> _PROVIDED RECORDS_:
↓↓↓

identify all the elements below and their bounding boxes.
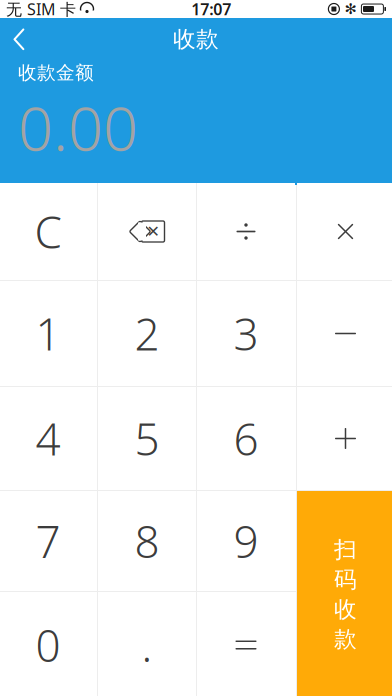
staticText: 17:07 [191,0,231,20]
button[interactable]: 2 [98,281,196,386]
staticText: 收款金额 [18,61,94,84]
button[interactable]: 返回 [0,20,26,58]
staticText: 6 [234,409,258,468]
staticText: ✻ [344,1,356,17]
button[interactable]: 3 [197,281,295,386]
staticText: 8 [134,512,160,570]
staticText: ✕ [146,222,160,241]
staticText: 码 [334,566,357,594]
button[interactable]: 4 [0,387,97,490]
staticText: 1 [36,304,60,363]
button[interactable]: 加 [297,387,392,490]
button[interactable]: 1 [0,281,97,386]
button[interactable]: 6 [197,387,295,490]
button[interactable]: 乘 [297,183,392,280]
button[interactable]: 等于 [197,592,295,696]
staticText: 收款 [173,25,219,53]
staticText: 5 [134,409,160,468]
staticText: 4 [36,409,60,468]
button[interactable]: 减 [297,281,392,386]
button[interactable]: 5 [98,387,196,490]
button[interactable]: 退格 [98,183,196,280]
staticText: 扫 [334,536,357,564]
staticText: 收 [334,596,357,623]
staticText: . [142,616,152,674]
staticText: 7 [36,512,60,570]
staticText: 2 [134,304,160,363]
button[interactable]: 0 [0,592,97,696]
button[interactable]: 小数点 [98,592,196,696]
button[interactable]: 9 [197,491,295,591]
staticText: 0 [36,616,60,674]
staticText: C [34,202,62,261]
staticText: 款 [334,625,357,653]
staticText: 9 [234,512,258,570]
button[interactable]: 7 [0,491,97,591]
staticText: 3 [234,304,258,363]
staticText: 0.00 [18,86,138,168]
button[interactable]: 除 [197,183,295,280]
button[interactable]: 清除 [0,183,97,280]
staticText: 无 SIM 卡 [6,0,76,20]
button[interactable]: 扫 [297,491,392,696]
button[interactable]: 8 [98,491,196,591]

↑↑↑

> _WRITTEN REQUEST_: Rewrite everything from the line containing "staticText: 17:07 [191,0,231,20]" down to the line containing "button[interactable]: 加 [297,387,392,490]", changing "收款金额" to "付款金额" and leaving all else unaltered. Return only those lines.

> _EXERCISE OUTPUT_:
staticText: 17:07 [191,0,231,20]
button[interactable]: 2 [98,281,196,386]
staticText: 付款金额 [18,61,94,84]
button[interactable]: 返回 [0,20,26,58]
staticText: 6 [234,409,258,468]
staticText: ✻ [344,1,356,17]
button[interactable]: 3 [197,281,295,386]
staticText: 8 [134,512,160,570]
staticText: ✕ [146,222,160,241]
staticText: 码 [334,566,357,594]
button[interactable]: 4 [0,387,97,490]
staticText: 1 [36,304,60,363]
button[interactable]: 加 [297,387,392,490]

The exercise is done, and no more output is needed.